(Records excerpted from a collection)
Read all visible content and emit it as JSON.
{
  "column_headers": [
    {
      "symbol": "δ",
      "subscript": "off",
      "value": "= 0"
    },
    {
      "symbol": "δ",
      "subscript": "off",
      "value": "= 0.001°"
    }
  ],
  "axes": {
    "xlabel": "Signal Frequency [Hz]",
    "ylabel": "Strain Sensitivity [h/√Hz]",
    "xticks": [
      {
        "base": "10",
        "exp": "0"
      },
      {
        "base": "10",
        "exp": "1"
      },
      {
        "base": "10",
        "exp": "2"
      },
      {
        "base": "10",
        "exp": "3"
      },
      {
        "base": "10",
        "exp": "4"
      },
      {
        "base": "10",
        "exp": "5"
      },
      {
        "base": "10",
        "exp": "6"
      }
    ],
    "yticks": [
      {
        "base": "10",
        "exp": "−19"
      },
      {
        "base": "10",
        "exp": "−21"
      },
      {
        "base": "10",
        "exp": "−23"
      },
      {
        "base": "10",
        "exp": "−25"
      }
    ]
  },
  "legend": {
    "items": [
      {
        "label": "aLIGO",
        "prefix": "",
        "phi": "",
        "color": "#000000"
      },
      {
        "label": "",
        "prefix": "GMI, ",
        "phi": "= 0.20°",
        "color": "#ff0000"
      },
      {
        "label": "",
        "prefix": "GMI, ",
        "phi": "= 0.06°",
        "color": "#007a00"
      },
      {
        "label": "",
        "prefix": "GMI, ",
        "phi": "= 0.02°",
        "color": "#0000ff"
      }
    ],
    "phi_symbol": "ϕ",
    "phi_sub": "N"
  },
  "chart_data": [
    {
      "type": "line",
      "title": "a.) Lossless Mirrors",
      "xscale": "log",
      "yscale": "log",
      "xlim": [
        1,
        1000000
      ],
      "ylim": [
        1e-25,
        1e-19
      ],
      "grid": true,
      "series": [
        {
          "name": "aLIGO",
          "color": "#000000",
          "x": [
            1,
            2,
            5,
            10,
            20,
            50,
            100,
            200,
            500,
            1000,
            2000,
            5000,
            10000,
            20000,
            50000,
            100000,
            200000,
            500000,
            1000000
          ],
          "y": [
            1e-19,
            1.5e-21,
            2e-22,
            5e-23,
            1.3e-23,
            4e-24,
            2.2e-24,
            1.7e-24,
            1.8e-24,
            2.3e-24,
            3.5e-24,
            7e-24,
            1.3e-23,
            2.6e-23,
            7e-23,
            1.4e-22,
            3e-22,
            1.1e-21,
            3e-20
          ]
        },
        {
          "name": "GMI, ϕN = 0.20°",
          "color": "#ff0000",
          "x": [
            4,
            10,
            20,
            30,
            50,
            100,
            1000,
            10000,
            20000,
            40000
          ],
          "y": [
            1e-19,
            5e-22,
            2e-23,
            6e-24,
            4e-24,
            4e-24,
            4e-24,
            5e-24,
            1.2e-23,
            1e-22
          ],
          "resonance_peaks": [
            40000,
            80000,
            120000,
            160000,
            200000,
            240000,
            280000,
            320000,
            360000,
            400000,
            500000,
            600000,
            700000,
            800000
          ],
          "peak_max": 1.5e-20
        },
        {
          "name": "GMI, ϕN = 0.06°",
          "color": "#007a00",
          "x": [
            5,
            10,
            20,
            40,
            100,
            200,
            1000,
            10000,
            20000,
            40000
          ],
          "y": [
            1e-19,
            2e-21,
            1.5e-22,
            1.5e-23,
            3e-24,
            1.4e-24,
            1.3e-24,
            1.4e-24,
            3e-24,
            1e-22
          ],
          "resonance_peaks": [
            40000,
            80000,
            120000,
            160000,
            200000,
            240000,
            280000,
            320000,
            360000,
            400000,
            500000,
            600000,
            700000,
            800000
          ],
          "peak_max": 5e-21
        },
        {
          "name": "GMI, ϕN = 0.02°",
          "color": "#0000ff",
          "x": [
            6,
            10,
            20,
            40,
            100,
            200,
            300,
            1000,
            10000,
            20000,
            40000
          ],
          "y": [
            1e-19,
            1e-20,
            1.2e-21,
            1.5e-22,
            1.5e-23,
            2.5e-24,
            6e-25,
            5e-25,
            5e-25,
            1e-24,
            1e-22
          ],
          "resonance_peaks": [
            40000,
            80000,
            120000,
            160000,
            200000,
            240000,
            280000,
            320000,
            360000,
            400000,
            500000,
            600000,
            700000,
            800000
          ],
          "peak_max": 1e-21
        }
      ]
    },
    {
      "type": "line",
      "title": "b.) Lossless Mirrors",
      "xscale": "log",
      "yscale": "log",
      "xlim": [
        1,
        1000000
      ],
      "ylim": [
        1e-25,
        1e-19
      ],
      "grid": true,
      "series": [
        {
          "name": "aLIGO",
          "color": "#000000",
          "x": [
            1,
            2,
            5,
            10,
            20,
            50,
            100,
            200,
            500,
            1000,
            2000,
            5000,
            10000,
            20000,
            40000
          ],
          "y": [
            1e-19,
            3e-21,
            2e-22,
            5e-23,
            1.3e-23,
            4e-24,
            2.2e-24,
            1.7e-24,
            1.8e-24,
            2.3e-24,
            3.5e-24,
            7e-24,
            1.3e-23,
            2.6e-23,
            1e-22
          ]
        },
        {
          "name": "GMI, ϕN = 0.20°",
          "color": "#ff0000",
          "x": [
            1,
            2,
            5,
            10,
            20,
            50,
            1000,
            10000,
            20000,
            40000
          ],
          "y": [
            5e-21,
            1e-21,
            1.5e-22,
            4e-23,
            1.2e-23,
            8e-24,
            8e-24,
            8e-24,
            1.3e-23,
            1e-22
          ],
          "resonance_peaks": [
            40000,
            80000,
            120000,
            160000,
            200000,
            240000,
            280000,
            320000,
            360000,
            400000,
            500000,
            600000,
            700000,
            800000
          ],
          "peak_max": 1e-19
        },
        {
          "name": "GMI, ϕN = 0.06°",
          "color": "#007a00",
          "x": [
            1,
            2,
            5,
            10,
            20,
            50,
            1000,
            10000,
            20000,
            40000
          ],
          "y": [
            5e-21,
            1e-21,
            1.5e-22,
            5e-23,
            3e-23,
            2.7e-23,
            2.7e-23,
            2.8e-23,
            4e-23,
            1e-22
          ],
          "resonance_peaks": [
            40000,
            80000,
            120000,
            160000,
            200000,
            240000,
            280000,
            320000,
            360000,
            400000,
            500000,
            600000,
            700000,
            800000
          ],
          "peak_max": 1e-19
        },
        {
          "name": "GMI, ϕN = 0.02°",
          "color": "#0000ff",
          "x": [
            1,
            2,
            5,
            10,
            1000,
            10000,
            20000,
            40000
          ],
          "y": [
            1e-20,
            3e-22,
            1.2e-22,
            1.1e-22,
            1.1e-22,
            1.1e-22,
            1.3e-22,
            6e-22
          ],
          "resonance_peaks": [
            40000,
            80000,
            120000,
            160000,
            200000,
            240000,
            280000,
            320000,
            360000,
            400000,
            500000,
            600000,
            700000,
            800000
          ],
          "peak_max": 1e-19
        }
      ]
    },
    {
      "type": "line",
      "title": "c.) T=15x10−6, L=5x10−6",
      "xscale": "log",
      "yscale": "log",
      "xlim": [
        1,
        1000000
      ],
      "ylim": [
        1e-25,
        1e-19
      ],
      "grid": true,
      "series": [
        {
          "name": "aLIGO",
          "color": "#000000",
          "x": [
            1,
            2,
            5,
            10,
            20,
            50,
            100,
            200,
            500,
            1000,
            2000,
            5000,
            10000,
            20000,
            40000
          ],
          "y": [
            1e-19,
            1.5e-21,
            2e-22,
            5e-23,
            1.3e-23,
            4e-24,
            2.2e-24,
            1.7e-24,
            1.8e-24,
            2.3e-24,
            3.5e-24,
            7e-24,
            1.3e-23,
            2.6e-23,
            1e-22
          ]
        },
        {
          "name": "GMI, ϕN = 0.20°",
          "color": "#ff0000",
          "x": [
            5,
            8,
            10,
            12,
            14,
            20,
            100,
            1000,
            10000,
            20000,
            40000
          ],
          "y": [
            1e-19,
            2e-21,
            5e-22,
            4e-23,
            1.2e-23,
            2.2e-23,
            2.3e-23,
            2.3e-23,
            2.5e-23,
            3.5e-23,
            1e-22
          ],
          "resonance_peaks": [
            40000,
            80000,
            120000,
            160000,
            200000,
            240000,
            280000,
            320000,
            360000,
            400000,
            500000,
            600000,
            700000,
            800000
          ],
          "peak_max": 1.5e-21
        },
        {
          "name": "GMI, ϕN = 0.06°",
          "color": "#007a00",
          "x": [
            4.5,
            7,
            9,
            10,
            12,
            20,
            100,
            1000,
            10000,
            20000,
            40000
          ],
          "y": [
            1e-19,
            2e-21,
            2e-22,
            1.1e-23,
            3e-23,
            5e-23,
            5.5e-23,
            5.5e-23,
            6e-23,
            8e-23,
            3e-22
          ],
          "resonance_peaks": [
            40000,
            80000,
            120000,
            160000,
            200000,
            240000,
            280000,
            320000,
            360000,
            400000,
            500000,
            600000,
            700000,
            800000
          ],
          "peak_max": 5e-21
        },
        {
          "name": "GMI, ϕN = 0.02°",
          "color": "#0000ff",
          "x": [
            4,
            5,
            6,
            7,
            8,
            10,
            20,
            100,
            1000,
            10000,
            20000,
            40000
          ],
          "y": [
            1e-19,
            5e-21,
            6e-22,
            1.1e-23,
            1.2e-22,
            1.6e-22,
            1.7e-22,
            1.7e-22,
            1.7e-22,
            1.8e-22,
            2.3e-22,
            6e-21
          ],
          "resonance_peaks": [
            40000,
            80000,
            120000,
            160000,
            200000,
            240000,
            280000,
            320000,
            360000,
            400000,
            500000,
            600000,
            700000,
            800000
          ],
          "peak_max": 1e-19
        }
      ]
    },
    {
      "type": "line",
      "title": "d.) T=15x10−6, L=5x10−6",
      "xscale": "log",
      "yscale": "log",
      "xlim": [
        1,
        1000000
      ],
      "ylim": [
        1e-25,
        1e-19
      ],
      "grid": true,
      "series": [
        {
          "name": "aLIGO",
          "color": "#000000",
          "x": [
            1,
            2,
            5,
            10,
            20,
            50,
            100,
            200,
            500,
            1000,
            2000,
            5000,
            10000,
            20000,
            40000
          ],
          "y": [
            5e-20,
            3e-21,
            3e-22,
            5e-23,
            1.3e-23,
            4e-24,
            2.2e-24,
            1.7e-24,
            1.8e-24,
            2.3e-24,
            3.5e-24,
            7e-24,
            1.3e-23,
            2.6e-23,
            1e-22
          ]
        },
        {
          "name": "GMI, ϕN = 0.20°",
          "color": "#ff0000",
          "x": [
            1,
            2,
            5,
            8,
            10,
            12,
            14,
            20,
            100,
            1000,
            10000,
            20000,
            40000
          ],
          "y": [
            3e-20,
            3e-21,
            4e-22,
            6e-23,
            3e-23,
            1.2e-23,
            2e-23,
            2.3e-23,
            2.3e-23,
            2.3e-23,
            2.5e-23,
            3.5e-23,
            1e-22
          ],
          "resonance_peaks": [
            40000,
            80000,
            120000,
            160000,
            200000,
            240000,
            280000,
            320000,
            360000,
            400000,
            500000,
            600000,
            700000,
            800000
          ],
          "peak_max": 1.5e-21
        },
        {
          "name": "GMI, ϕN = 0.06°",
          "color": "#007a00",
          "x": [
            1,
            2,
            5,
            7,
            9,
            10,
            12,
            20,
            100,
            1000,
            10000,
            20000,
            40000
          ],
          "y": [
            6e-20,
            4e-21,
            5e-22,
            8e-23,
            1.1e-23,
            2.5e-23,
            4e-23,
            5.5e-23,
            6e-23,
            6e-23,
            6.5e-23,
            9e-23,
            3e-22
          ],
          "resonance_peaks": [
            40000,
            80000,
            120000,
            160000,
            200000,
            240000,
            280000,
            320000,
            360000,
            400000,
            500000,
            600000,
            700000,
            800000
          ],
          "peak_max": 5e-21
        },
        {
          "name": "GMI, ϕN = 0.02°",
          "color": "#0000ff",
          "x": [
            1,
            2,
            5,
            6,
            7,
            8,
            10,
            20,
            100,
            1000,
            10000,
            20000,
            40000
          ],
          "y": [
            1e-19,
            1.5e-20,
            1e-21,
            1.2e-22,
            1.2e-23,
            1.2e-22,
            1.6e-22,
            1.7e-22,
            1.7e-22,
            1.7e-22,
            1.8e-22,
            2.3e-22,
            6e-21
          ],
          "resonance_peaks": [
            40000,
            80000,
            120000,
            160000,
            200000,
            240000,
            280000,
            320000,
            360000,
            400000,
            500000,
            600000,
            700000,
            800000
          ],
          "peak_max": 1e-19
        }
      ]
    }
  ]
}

**Direction**
Search the data above for the string "Lossless" and return every line that has it.

**Answer**
      "title": "a.) Lossless Mirrors",
      "title": "b.) Lossless Mirrors",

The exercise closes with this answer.